◆ GOAL ◆
Extract each line of the records below that contains the word "Prenez".

◆ EXERCISE INPUTS ◆
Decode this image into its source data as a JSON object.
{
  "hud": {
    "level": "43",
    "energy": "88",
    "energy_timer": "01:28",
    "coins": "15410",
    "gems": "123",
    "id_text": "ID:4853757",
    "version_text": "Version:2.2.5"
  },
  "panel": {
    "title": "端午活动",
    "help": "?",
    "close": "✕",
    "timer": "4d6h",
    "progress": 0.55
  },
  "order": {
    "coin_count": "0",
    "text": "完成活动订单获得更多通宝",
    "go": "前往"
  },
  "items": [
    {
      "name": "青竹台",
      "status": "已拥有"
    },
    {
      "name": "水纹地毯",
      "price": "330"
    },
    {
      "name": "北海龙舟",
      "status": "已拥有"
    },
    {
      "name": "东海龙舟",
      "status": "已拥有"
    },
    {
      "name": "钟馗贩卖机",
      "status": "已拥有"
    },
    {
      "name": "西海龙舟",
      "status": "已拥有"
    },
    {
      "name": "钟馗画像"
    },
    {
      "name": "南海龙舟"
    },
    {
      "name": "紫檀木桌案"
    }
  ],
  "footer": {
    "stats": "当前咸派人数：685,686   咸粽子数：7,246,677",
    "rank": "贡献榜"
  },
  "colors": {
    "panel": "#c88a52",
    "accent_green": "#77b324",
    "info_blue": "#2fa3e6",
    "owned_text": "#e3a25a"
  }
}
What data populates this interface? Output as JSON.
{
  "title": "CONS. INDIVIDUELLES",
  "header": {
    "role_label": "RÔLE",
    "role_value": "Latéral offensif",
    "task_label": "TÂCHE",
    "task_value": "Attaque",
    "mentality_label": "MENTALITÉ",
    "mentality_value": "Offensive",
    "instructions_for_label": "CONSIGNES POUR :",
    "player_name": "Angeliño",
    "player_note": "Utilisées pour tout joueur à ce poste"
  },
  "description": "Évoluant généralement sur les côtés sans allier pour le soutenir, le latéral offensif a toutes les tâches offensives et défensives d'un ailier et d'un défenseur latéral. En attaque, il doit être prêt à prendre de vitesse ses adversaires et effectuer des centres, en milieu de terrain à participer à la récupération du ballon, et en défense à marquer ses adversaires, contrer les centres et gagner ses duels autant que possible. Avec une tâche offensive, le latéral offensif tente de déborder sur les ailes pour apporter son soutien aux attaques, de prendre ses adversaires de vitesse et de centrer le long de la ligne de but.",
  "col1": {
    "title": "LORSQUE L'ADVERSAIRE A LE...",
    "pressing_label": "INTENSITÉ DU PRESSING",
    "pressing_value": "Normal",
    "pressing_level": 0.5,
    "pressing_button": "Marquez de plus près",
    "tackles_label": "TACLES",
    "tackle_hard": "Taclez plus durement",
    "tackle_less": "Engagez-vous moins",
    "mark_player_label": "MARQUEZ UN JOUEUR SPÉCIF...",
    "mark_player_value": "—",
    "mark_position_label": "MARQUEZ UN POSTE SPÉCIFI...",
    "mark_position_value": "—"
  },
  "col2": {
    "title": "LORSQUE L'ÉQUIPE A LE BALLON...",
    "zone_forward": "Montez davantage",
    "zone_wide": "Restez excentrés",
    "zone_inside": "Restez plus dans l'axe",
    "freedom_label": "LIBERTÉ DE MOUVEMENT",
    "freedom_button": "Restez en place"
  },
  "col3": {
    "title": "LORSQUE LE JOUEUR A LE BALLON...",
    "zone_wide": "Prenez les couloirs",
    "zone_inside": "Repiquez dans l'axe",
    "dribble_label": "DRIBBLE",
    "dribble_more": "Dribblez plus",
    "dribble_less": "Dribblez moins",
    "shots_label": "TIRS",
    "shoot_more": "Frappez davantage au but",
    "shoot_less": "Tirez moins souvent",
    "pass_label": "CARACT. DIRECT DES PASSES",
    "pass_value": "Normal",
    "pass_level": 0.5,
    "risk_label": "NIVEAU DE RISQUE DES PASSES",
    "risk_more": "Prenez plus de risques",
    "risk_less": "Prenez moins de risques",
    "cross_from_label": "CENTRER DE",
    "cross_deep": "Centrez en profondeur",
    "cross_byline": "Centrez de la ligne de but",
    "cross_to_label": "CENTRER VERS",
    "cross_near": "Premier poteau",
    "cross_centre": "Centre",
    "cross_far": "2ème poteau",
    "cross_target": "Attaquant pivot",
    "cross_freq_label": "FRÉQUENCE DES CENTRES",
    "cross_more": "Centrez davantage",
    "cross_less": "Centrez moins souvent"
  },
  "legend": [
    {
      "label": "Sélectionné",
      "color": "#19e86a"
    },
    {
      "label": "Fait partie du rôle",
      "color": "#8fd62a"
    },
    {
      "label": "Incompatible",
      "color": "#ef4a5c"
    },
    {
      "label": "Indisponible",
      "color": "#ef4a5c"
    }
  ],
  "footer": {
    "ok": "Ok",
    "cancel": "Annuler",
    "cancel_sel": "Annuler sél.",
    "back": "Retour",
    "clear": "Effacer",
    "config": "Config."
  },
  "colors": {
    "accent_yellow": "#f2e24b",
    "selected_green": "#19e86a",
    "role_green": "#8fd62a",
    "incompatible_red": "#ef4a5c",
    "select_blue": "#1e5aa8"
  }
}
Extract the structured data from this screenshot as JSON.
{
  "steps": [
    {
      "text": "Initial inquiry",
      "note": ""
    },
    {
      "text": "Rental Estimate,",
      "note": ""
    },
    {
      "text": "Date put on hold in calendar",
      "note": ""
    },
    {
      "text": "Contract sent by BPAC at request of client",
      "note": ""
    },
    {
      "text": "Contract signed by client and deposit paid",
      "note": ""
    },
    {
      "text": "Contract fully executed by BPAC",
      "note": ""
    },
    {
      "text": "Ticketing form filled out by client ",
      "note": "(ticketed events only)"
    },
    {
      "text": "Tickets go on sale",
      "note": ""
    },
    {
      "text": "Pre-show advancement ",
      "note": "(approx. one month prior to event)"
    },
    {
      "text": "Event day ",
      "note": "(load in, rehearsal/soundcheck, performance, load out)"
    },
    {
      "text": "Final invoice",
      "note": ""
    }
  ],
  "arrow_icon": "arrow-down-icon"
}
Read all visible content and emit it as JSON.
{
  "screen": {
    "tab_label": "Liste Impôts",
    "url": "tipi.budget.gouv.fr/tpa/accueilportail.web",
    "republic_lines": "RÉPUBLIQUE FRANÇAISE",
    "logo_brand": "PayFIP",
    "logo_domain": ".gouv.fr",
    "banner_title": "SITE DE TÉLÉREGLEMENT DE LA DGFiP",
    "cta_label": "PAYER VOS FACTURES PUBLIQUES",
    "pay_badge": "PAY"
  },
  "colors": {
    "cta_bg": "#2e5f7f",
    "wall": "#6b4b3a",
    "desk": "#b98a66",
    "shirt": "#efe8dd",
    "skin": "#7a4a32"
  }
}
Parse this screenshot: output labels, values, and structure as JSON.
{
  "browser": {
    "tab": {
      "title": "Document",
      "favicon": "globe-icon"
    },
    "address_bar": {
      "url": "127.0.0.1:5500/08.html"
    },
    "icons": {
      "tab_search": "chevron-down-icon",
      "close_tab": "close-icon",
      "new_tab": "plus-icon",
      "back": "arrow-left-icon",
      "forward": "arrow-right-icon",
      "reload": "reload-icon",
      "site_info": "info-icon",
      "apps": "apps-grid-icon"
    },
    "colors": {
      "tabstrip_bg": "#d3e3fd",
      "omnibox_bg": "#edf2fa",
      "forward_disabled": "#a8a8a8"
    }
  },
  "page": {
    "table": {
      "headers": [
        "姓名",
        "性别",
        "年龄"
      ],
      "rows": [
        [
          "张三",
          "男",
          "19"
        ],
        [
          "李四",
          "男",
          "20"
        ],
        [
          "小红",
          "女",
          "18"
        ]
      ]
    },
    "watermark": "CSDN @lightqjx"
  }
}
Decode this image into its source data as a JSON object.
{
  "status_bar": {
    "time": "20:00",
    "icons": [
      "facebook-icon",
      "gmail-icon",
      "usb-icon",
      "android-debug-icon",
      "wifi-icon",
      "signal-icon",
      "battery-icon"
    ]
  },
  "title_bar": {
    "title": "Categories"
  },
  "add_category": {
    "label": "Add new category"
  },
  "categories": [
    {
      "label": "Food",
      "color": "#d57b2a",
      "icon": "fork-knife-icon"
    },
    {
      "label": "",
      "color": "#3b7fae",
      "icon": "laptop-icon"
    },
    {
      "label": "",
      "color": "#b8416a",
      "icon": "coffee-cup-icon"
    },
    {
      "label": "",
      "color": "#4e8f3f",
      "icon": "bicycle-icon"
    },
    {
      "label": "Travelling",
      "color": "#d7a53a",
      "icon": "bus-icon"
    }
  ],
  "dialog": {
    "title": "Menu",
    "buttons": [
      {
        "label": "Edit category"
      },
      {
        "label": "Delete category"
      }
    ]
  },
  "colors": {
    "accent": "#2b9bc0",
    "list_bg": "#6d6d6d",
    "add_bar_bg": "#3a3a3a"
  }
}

◆ FINISHED TASK ◆
    "zone_wide": "Prenez les couloirs",
    "risk_more": "Prenez plus de risques",
    "risk_less": "Prenez moins de risques",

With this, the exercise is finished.